• **What you will do**:
Tally the lines holding the string "document" and reply with that number alone.

#### Record excerpts

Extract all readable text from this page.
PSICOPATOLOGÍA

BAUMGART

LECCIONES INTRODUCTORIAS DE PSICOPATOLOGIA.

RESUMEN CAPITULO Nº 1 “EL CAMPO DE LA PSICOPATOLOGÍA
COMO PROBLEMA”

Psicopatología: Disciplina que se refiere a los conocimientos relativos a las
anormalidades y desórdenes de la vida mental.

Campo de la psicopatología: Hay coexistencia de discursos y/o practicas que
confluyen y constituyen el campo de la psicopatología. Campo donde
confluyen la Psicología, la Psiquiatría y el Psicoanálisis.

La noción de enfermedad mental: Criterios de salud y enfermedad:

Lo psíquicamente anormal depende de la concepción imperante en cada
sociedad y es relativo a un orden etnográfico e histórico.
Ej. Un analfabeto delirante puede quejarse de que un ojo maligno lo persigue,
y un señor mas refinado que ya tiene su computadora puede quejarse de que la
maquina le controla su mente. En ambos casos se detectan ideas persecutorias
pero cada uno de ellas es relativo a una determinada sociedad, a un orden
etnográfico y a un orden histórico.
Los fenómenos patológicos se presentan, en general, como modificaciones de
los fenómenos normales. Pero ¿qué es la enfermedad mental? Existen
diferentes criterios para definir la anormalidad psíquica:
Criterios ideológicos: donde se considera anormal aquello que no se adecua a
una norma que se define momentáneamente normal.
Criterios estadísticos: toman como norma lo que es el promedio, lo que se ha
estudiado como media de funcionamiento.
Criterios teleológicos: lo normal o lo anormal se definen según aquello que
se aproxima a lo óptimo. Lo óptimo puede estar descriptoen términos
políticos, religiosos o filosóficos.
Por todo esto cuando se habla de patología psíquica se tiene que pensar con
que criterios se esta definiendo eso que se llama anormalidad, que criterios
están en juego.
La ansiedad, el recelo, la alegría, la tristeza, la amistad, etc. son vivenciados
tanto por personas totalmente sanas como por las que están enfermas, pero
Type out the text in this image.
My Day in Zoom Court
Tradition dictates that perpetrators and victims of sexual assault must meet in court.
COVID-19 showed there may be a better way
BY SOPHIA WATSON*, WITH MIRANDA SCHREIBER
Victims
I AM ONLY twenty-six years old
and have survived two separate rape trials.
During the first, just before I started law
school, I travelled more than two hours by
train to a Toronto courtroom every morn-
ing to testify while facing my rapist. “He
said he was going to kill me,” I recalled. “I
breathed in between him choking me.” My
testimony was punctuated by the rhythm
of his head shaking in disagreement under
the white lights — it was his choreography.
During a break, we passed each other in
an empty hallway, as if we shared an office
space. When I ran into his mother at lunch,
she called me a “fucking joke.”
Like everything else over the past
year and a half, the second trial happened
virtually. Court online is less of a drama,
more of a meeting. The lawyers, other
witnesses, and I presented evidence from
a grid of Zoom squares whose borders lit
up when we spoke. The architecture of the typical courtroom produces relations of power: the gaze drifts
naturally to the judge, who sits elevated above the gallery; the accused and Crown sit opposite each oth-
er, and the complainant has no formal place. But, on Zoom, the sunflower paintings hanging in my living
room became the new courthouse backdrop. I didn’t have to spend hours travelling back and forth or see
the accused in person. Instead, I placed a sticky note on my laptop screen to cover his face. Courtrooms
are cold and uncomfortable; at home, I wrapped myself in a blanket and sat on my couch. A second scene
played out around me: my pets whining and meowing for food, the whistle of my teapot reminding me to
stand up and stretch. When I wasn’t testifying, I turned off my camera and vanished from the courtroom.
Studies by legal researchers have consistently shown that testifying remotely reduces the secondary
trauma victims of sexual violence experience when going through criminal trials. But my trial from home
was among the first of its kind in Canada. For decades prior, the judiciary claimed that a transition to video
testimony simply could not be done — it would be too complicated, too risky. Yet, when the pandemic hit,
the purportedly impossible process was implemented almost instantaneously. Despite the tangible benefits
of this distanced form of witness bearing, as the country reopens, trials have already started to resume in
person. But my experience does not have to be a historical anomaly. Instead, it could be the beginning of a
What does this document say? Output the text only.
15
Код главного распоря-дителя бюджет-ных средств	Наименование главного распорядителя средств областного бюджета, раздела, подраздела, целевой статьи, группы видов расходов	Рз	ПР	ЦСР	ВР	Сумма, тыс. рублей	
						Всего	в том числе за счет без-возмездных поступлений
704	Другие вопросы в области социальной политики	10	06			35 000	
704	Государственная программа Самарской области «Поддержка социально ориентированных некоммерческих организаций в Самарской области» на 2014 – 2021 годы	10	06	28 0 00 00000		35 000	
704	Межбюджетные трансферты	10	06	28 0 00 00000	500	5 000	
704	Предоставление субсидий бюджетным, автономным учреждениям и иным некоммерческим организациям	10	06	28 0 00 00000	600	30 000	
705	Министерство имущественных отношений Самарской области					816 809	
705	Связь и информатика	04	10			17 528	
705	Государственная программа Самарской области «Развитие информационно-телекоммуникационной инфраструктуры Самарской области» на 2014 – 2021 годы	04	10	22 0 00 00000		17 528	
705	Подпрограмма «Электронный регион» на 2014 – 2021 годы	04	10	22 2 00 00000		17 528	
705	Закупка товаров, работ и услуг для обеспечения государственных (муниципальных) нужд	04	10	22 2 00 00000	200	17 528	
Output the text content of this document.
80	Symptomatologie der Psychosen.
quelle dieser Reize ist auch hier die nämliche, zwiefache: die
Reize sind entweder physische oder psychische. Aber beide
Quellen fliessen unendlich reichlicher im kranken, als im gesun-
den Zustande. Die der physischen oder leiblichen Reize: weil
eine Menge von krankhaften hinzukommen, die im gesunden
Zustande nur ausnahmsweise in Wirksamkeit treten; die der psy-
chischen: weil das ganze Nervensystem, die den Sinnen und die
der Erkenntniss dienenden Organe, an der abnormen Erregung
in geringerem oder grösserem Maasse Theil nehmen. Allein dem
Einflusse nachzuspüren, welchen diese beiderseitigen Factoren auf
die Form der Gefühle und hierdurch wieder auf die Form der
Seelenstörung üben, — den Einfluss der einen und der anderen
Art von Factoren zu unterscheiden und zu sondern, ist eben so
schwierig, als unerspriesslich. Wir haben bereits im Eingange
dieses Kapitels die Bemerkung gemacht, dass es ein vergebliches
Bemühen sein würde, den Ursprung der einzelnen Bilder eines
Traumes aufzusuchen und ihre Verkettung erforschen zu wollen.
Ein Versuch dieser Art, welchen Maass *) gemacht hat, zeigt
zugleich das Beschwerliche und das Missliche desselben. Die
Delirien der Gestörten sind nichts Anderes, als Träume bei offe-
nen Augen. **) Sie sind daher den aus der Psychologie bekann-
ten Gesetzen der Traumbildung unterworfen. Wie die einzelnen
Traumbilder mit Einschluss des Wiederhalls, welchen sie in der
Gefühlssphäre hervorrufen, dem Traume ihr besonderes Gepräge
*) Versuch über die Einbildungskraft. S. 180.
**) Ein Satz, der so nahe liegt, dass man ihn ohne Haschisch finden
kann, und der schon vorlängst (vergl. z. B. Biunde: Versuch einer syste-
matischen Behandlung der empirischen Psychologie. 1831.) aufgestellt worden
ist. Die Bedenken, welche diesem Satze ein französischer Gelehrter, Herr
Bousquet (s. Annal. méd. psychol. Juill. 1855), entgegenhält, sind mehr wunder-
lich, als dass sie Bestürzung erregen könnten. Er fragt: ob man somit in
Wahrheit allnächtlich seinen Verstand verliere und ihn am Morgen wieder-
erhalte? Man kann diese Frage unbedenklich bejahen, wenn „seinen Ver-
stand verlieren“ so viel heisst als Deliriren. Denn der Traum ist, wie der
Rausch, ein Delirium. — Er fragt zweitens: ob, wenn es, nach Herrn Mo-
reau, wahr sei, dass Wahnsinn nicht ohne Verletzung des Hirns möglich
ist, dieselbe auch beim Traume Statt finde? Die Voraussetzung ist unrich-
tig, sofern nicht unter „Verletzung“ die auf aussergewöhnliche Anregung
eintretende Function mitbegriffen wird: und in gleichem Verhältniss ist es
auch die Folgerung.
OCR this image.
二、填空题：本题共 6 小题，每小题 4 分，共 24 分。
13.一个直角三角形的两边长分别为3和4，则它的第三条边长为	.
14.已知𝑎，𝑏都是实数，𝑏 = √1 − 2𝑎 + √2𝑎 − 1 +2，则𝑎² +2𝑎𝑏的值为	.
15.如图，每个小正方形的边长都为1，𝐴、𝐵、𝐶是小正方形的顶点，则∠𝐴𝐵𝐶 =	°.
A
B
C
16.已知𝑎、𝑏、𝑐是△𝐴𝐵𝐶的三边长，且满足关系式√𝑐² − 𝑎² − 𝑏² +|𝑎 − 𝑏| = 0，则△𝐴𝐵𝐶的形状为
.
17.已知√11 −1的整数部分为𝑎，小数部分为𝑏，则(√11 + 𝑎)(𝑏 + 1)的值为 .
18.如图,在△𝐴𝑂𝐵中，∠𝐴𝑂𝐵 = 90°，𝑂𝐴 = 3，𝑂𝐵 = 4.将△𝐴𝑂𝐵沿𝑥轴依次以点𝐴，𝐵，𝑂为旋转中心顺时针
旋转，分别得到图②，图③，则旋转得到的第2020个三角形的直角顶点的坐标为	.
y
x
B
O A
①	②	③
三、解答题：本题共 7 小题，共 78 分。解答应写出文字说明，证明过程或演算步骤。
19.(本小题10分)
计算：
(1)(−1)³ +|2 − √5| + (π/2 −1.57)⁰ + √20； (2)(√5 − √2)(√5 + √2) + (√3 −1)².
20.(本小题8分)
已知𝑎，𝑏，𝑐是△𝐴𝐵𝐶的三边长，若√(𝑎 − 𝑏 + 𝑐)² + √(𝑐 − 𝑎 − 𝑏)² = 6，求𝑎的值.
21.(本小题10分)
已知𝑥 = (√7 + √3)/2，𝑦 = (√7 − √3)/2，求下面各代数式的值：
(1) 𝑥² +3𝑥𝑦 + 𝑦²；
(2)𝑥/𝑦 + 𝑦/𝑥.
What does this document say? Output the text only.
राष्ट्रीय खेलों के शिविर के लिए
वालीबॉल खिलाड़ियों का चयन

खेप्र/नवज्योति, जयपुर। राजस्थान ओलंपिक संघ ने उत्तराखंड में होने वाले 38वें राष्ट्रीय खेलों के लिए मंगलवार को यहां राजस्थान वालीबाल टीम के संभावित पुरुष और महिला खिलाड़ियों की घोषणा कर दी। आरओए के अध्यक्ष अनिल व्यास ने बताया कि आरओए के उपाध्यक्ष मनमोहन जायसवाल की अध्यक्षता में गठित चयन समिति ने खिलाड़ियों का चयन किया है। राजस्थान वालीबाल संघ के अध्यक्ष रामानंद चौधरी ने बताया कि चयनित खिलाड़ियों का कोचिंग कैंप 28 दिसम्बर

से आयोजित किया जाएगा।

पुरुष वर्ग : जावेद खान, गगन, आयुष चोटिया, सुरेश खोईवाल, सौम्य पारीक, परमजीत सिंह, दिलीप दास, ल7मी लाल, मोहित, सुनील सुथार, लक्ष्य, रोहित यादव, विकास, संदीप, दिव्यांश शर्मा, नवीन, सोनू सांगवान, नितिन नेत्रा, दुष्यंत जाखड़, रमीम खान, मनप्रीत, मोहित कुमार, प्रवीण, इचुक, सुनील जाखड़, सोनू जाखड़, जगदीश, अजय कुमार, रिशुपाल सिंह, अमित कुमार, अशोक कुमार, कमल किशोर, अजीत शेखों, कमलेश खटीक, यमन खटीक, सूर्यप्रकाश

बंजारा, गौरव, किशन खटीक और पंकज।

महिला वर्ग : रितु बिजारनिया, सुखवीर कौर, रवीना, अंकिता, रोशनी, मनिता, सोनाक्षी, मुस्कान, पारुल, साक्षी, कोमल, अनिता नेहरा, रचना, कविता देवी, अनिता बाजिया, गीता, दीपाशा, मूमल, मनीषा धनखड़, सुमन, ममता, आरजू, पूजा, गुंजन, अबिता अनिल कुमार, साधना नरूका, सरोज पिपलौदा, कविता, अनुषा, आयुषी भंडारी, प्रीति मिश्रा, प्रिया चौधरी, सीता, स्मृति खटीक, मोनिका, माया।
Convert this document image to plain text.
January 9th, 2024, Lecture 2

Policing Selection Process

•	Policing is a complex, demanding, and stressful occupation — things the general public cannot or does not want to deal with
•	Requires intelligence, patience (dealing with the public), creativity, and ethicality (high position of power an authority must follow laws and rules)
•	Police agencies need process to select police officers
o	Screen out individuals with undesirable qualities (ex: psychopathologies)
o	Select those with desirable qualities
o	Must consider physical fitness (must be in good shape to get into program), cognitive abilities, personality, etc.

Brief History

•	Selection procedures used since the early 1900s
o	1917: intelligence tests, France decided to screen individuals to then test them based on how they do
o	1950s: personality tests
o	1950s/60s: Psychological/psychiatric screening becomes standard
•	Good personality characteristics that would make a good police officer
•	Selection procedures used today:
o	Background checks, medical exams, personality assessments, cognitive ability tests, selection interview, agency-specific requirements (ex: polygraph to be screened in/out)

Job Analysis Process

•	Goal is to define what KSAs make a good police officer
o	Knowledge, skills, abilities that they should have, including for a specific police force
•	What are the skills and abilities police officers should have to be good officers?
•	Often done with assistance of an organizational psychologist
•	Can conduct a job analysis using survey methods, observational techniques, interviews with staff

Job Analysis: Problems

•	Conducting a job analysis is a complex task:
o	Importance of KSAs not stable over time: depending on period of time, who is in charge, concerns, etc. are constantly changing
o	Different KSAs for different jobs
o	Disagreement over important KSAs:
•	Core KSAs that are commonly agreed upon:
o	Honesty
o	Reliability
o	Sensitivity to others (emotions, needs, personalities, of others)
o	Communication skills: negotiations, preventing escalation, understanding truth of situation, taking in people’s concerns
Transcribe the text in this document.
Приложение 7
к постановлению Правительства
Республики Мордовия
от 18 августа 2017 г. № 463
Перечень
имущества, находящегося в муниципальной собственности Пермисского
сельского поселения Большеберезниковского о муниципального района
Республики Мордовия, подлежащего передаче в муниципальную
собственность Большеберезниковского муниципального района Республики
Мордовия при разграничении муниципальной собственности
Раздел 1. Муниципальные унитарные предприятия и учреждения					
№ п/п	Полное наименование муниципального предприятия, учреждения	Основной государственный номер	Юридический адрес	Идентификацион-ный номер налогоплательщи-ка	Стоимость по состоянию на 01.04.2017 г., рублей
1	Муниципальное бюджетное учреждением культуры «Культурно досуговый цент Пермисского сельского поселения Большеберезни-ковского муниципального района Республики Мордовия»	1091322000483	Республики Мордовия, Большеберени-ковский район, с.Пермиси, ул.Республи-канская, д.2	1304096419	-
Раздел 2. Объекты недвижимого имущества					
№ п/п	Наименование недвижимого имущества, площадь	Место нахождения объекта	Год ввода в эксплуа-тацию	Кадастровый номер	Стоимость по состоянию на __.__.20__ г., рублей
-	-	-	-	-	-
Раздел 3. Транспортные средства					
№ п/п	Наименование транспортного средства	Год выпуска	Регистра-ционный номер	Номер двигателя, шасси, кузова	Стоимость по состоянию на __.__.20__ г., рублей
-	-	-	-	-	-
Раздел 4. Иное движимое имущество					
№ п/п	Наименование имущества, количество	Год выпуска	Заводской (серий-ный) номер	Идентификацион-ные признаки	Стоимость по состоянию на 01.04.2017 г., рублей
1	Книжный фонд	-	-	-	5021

########

• **Task output**:
5